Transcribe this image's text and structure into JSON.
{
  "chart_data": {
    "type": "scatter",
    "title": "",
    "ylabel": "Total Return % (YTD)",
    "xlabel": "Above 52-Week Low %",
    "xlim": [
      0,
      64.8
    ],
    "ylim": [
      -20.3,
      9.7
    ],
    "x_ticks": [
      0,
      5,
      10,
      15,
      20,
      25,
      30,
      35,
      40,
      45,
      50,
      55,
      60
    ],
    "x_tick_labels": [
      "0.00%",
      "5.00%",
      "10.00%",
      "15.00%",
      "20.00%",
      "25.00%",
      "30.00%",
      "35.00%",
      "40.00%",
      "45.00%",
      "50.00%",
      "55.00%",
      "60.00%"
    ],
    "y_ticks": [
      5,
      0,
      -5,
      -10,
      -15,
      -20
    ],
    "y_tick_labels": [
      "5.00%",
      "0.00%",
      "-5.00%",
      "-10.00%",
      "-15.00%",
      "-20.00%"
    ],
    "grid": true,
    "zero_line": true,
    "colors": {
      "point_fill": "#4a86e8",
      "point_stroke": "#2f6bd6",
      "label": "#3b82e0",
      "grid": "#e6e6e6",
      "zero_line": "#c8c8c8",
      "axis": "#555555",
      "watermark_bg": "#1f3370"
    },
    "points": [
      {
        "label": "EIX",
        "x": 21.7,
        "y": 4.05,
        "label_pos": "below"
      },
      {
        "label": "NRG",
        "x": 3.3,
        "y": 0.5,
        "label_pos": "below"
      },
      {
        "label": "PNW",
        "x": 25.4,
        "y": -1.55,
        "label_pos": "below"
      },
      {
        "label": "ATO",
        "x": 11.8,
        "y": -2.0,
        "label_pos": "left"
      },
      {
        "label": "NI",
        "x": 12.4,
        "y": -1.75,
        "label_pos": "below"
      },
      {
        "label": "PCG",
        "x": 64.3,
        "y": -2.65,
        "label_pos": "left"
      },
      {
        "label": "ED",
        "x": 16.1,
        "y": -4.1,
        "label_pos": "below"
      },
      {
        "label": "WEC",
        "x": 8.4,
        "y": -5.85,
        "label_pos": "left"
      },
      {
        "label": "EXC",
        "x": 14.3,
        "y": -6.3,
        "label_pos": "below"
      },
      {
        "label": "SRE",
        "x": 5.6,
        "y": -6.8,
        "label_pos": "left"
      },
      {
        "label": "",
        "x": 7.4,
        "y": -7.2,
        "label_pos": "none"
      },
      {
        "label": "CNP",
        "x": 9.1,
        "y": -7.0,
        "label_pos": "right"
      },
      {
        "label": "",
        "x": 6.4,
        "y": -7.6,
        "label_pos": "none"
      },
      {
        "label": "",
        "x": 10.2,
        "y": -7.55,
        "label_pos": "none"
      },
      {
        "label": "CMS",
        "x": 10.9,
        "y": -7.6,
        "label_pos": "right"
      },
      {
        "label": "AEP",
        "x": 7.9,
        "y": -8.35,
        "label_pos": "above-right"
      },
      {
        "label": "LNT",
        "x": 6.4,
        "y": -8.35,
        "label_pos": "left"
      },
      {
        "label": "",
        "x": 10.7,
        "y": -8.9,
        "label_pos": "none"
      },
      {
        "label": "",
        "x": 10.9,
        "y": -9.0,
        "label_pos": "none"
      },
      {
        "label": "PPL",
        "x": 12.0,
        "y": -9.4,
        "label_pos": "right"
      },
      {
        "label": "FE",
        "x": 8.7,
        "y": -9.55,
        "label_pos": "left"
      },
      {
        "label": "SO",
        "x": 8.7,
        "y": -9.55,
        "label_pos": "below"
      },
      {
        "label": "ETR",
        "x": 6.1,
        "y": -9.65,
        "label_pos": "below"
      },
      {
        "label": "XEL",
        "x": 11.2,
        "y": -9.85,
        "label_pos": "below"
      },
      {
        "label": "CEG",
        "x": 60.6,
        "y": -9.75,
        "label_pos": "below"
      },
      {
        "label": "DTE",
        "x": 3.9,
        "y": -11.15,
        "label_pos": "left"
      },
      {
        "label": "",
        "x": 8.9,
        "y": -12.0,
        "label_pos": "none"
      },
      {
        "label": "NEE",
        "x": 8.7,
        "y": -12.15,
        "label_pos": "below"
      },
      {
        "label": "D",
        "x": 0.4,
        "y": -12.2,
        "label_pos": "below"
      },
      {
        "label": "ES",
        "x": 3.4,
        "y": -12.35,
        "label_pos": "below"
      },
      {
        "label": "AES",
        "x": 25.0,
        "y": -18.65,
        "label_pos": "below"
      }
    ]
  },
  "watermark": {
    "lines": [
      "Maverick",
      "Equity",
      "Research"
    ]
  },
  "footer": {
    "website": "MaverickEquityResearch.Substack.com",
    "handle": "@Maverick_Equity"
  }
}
============
◆ **Work to be completed**: Set down every record above exactly as given.

◆ **Exercise response**:
Transcribe this image's text and structure into JSON.
{
  "chart_data": {
    "type": "scatter",
    "title": "",
    "ylabel": "Total Return % (YTD)",
    "xlabel": "Above 52-Week Low %",
    "xlim": [
      0,
      64.8
    ],
    "ylim": [
      -20.3,
      9.7
    ],
    "x_ticks": [
      0,
      5,
      10,
      15,
      20,
      25,
      30,
      35,
      40,
      45,
      50,
      55,
      60
    ],
    "x_tick_labels": [
      "0.00%",
      "5.00%",
      "10.00%",
      "15.00%",
      "20.00%",
      "25.00%",
      "30.00%",
      "35.00%",
      "40.00%",
      "45.00%",
      "50.00%",
      "55.00%",
      "60.00%"
    ],
    "y_ticks": [
      5,
      0,
      -5,
      -10,
      -15,
      -20
    ],
    "y_tick_labels": [
      "5.00%",
      "0.00%",
      "-5.00%",
      "-10.00%",
      "-15.00%",
      "-20.00%"
    ],
    "grid": true,
    "zero_line": true,
    "colors": {
      "point_fill": "#4a86e8",
      "point_stroke": "#2f6bd6",
      "label": "#3b82e0",
      "grid": "#e6e6e6",
      "zero_line": "#c8c8c8",
      "axis": "#555555",
      "watermark_bg": "#1f3370"
    },
    "points": [
      {
        "label": "EIX",
        "x": 21.7,
        "y": 4.05,
        "label_pos": "below"
      },
      {
        "label": "NRG",
        "x": 3.3,
        "y": 0.5,
        "label_pos": "below"
      },
      {
        "label": "PNW",
        "x": 25.4,
        "y": -1.55,
        "label_pos": "below"
      },
      {
        "label": "ATO",
        "x": 11.8,
        "y": -2.0,
        "label_pos": "left"
      },
      {
        "label": "NI",
        "x": 12.4,
        "y": -1.75,
        "label_pos": "below"
      },
      {
        "label": "PCG",
        "x": 64.3,
        "y": -2.65,
        "label_pos": "left"
      },
      {
        "label": "ED",
        "x": 16.1,
        "y": -4.1,
        "label_pos": "below"
      },
      {
        "label": "WEC",
        "x": 8.4,
        "y": -5.85,
        "label_pos": "left"
      },
      {
        "label": "EXC",
        "x": 14.3,
        "y": -6.3,
        "label_pos": "below"
      },
      {
        "label": "SRE",
        "x": 5.6,
        "y": -6.8,
        "label_pos": "left"
      },
      {
        "label": "",
        "x": 7.4,
        "y": -7.2,
        "label_pos": "none"
      },
      {
        "label": "CNP",
        "x": 9.1,
        "y": -7.0,
        "label_pos": "right"
      },
      {
        "label": "",
        "x": 6.4,
        "y": -7.6,
        "label_pos": "none"
      },
      {
        "label": "",
        "x": 10.2,
        "y": -7.55,
        "label_pos": "none"
      },
      {
        "label": "CMS",
        "x": 10.9,
        "y": -7.6,
        "label_pos": "right"
      },
      {
        "label": "AEP",
        "x": 7.9,
        "y": -8.35,
        "label_pos": "above-right"
      },
      {
        "label": "LNT",
        "x": 6.4,
        "y": -8.35,
        "label_pos": "left"
      },
      {
        "label": "",
        "x": 10.7,
        "y": -8.9,
        "label_pos": "none"
      },
      {
        "label": "",
        "x": 10.9,
        "y": -9.0,
        "label_pos": "none"
      },
      {
        "label": "PPL",
        "x": 12.0,
        "y": -9.4,
        "label_pos": "right"
      },
      {
        "label": "FE",
        "x": 8.7,
        "y": -9.55,
        "label_pos": "left"
      },
      {
        "label": "SO",
        "x": 8.7,
        "y": -9.55,
        "label_pos": "below"
      },
      {
        "label": "ETR",
        "x": 6.1,
        "y": -9.65,
        "label_pos": "below"
      },
      {
        "label": "XEL",
        "x": 11.2,
        "y": -9.85,
        "label_pos": "below"
      },
      {
        "label": "CEG",
        "x": 60.6,
        "y": -9.75,
        "label_pos": "below"
      },
      {
        "label": "DTE",
        "x": 3.9,
        "y": -11.15,
        "label_pos": "left"
      },
      {
        "label": "",
        "x": 8.9,
        "y": -12.0,
        "label_pos": "none"
      },
      {
        "label": "NEE",
        "x": 8.7,
        "y": -12.15,
        "label_pos": "below"
      },
      {
        "label": "D",
        "x": 0.4,
        "y": -12.2,
        "label_pos": "below"
      },
      {
        "label": "ES",
        "x": 3.4,
        "y": -12.35,
        "label_pos": "below"
      },
      {
        "label": "AES",
        "x": 25.0,
        "y": -18.65,
        "label_pos": "below"
      }
    ]
  },
  "watermark": {
    "lines": [
      "Maverick",
      "Equity",
      "Research"
    ]
  },
  "footer": {
    "website": "MaverickEquityResearch.Substack.com",
    "handle": "@Maverick_Equity"
  }
}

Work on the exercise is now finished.